SUPPLIED INFORMATION.
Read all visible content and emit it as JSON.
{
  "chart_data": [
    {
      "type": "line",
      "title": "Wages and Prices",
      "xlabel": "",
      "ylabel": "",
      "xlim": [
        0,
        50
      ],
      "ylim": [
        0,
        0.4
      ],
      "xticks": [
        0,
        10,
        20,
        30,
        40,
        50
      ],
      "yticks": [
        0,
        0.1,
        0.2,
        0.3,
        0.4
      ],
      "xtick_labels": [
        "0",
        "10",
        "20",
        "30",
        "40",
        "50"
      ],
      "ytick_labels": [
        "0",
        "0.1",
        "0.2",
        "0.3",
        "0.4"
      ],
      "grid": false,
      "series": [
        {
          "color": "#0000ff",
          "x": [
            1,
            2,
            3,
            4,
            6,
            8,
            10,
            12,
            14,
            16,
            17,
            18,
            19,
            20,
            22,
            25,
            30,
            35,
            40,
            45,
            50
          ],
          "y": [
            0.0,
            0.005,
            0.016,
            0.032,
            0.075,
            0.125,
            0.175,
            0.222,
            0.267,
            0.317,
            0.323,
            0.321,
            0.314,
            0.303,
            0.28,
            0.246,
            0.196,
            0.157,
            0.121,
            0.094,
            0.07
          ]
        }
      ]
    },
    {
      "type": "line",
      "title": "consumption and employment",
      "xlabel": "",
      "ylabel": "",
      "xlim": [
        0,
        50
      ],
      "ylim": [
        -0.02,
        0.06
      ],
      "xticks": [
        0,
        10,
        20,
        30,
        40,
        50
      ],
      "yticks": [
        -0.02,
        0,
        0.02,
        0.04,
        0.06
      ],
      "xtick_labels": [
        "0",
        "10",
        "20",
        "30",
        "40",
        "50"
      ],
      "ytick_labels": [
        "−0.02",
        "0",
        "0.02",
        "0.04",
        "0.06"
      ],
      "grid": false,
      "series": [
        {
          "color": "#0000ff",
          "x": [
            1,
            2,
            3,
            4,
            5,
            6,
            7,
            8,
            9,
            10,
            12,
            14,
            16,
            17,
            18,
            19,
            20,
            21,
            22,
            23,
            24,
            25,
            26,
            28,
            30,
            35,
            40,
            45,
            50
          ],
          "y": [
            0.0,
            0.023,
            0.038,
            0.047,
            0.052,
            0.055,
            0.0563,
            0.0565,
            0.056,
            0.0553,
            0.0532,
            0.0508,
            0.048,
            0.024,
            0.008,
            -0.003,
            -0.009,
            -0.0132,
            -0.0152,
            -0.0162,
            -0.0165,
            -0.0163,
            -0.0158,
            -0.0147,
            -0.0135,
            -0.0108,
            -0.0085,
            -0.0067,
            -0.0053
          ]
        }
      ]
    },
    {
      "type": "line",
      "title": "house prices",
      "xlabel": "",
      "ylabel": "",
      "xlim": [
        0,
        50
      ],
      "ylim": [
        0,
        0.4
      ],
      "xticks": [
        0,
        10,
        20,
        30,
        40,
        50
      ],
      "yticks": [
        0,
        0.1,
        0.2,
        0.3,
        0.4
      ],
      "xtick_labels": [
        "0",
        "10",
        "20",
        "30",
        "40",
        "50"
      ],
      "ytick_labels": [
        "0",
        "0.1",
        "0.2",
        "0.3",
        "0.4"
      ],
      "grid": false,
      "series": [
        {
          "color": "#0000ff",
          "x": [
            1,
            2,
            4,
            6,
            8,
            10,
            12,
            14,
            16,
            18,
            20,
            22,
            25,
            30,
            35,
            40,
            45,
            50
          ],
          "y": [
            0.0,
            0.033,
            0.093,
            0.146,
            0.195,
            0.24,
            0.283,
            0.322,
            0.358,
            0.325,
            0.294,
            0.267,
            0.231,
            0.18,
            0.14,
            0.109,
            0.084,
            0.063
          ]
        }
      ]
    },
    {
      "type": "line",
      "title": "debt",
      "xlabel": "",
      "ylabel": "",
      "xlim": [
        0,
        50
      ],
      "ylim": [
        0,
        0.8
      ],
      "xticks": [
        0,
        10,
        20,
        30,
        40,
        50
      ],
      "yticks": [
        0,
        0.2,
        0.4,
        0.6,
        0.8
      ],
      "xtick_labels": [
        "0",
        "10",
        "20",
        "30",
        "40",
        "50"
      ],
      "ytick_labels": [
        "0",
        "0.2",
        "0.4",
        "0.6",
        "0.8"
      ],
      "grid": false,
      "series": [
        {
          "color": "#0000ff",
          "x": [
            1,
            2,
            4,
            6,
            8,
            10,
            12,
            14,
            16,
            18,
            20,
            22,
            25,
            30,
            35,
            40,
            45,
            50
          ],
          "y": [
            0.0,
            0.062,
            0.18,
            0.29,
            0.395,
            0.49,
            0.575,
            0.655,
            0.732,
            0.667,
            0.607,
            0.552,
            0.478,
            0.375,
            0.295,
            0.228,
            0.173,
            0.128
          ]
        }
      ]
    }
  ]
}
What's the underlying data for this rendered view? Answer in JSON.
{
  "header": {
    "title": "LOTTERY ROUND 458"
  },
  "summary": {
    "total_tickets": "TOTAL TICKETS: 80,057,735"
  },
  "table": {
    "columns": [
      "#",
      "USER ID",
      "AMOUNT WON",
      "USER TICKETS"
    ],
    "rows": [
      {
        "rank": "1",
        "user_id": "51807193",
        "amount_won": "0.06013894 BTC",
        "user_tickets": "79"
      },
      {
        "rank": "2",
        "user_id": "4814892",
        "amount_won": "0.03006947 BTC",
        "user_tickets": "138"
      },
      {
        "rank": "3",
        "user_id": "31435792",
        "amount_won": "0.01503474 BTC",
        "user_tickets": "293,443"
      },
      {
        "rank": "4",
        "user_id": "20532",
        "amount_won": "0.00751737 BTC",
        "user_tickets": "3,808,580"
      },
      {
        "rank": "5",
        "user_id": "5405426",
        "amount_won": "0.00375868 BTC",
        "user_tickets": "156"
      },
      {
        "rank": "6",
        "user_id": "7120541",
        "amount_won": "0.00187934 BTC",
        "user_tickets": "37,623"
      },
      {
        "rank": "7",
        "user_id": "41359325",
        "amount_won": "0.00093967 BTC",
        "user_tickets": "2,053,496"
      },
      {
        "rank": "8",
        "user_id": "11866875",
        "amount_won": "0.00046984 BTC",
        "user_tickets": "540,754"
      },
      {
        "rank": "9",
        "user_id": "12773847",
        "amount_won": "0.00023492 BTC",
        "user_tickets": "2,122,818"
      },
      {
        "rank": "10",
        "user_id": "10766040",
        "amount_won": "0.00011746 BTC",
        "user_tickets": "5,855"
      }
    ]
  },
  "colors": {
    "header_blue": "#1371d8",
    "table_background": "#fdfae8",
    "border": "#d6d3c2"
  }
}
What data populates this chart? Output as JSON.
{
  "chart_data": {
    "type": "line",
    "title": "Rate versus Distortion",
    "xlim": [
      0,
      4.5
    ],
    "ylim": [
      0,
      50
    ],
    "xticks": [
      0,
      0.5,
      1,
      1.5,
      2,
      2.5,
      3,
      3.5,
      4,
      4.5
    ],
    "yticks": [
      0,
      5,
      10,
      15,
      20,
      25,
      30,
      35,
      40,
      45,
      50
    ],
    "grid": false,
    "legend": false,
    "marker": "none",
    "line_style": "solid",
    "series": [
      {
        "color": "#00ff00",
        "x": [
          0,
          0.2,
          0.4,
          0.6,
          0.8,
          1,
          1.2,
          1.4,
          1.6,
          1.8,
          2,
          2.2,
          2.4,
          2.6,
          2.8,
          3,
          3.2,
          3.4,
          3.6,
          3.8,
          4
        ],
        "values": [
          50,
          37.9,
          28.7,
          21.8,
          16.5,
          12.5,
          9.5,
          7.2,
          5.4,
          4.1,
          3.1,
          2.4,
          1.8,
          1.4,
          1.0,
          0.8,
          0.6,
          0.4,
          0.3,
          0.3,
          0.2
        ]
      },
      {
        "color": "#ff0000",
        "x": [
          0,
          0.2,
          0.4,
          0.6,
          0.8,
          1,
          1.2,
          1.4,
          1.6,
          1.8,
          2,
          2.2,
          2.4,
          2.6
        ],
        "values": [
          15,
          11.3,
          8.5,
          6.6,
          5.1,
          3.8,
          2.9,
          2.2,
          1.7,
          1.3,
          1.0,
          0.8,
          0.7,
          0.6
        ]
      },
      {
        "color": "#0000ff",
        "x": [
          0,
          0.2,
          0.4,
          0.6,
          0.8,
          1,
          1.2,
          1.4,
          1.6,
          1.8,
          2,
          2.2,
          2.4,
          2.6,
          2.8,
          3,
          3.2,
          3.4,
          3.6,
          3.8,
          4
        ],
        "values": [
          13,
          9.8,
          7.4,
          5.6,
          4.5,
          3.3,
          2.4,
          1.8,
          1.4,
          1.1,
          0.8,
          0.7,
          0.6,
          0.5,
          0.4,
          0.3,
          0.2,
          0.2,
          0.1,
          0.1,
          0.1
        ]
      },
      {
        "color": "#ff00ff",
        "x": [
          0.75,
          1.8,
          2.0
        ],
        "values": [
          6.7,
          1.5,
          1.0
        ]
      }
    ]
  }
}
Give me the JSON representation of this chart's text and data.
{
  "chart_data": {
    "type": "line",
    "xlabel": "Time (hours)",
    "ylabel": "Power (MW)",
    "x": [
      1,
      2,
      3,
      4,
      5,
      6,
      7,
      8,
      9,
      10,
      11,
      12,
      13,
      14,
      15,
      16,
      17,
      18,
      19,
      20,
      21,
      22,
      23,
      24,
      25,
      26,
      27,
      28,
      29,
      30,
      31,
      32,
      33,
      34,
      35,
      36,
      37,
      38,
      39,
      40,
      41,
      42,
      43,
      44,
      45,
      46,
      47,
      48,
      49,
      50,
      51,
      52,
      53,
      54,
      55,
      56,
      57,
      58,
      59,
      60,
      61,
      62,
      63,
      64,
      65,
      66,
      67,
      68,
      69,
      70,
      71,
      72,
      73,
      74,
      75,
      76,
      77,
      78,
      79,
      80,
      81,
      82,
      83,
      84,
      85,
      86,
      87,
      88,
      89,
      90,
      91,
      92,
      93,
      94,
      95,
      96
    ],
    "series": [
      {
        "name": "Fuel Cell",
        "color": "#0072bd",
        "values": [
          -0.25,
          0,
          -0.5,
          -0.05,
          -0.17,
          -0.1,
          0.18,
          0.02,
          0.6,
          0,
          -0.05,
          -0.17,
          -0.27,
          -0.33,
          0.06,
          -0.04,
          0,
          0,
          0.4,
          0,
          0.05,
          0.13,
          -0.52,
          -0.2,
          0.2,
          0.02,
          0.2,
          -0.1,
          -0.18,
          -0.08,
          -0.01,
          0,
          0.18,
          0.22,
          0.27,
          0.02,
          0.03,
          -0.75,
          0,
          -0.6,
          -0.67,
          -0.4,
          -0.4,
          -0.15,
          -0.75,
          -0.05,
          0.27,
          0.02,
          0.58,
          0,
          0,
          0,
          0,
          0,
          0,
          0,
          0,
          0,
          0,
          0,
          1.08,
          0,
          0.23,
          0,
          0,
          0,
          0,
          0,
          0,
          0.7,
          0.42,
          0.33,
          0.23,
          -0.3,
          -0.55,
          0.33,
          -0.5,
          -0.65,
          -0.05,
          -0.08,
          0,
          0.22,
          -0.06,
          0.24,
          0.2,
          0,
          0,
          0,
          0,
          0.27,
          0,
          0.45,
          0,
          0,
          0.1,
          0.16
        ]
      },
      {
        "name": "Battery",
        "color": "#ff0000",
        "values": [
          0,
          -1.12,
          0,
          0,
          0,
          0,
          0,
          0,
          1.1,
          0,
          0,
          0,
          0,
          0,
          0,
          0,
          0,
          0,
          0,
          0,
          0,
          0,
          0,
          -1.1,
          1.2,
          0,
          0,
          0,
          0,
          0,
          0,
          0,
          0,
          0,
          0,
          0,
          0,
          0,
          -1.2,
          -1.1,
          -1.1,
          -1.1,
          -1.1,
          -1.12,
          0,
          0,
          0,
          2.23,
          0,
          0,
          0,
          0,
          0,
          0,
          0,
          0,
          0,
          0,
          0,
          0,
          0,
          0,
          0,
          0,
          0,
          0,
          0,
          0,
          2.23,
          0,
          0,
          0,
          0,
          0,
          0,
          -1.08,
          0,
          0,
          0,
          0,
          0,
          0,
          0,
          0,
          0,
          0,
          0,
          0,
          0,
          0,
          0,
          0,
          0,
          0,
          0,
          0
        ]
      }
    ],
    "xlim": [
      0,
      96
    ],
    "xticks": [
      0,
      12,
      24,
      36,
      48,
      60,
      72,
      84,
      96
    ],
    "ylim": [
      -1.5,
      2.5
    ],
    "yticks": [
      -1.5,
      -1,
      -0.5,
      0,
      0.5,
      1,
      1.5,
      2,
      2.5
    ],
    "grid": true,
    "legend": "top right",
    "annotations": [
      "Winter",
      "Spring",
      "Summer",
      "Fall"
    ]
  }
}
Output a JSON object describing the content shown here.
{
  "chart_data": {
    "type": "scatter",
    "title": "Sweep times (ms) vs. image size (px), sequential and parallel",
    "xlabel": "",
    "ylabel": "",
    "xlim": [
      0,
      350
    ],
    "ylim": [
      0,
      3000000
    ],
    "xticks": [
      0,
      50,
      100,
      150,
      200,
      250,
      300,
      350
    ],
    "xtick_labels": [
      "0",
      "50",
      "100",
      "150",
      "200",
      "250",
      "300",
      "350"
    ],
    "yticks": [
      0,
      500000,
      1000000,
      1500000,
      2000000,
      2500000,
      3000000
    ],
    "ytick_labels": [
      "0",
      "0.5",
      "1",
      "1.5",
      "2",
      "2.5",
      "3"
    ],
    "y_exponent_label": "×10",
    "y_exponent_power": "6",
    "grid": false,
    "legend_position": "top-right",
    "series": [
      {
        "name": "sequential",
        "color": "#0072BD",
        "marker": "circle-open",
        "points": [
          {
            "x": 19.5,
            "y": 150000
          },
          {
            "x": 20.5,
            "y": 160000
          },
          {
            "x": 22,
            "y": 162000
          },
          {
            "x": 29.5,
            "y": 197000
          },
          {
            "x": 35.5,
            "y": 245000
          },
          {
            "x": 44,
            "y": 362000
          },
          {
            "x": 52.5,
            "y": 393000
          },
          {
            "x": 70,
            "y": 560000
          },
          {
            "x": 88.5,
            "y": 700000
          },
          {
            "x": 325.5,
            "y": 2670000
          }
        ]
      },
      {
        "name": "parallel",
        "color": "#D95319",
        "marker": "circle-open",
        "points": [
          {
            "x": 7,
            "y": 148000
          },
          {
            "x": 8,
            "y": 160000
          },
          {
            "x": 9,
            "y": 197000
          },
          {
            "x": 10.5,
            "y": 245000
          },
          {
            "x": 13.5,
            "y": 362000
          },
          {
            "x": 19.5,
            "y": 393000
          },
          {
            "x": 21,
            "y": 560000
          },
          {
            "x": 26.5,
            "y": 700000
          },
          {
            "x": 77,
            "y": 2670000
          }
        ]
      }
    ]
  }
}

WORK TO COMPLETE.
From the entries above, pull out each line that includes "name".

ANSWER TO THE TASK.
        "name": "Fuel Cell",
        "name": "Battery",
        "name": "sequential",
        "name": "parallel",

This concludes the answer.